→ YOUR GOAL:
Copy each line holding the string "Glass".

-- -- --

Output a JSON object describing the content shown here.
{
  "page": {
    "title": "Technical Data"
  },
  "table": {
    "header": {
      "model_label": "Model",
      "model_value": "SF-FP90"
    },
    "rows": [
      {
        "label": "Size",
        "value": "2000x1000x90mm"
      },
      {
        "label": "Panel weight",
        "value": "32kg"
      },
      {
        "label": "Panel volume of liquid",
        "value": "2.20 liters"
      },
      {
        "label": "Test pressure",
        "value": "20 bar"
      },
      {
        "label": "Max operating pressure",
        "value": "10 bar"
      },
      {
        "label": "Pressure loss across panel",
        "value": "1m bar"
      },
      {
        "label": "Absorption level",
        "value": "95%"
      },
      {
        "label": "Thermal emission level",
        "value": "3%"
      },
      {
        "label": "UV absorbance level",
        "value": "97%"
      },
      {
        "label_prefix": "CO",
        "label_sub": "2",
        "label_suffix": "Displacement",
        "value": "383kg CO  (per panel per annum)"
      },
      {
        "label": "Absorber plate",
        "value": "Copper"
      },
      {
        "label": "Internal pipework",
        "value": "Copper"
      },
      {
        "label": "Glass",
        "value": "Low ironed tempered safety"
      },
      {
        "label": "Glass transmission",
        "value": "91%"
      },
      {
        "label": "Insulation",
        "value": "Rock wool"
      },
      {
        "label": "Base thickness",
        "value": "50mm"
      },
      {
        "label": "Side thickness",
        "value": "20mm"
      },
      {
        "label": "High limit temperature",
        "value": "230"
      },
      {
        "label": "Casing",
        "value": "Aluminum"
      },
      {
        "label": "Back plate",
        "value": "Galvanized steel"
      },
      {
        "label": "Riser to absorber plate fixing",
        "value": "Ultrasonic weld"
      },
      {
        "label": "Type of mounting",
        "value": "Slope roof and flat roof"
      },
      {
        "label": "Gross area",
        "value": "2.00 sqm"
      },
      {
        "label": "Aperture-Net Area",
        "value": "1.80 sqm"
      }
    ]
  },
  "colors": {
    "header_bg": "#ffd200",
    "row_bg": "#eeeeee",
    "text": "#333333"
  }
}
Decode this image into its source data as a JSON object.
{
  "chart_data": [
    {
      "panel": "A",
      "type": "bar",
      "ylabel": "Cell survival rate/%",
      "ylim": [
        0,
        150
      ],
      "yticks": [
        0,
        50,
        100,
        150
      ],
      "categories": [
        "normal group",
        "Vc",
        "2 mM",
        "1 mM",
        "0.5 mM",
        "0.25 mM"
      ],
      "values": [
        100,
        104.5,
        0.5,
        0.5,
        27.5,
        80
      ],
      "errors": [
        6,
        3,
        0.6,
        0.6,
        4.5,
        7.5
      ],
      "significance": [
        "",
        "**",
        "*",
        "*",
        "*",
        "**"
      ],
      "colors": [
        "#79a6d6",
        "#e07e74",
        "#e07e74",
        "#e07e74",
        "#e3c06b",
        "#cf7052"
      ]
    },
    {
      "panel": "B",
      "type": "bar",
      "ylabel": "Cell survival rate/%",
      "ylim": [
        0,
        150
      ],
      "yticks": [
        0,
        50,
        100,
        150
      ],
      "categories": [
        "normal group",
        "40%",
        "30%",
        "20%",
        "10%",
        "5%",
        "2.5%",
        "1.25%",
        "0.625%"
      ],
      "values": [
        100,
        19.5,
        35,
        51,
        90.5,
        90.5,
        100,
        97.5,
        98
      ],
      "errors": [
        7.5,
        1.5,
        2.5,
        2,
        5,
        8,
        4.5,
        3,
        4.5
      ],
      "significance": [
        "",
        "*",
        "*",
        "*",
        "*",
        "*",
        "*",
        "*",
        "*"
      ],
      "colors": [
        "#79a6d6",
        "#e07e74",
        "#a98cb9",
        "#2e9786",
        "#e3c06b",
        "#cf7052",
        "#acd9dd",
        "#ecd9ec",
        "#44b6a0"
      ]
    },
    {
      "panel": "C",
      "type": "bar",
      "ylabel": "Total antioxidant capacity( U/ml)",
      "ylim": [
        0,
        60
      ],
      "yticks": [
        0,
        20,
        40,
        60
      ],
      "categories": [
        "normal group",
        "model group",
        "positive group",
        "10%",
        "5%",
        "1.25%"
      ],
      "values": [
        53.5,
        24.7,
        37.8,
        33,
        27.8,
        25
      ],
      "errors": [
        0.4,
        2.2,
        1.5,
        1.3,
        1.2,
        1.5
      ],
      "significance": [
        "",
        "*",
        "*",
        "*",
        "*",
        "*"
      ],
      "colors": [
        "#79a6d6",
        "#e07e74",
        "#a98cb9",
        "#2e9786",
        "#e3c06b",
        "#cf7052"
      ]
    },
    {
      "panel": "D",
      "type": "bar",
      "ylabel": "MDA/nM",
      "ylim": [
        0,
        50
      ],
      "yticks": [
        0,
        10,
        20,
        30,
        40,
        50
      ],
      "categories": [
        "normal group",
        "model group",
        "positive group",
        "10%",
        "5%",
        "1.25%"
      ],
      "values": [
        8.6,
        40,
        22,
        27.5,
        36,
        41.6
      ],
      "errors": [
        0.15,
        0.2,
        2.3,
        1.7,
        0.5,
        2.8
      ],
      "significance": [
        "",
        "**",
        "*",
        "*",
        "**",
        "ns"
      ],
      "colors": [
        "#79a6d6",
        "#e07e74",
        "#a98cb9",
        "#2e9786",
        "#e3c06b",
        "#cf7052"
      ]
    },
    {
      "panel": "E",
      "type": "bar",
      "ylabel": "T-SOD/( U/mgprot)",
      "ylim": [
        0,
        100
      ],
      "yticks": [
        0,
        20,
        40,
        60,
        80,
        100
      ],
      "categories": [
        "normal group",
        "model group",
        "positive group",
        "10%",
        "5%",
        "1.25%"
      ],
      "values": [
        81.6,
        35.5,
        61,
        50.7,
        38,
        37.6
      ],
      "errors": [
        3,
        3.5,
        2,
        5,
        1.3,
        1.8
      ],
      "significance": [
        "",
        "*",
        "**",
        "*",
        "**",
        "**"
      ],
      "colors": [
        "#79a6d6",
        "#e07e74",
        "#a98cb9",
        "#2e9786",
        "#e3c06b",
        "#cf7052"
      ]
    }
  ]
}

-- -- --

→ TASK OUTPUT:
        "label": "Glass",
        "label": "Glass transmission",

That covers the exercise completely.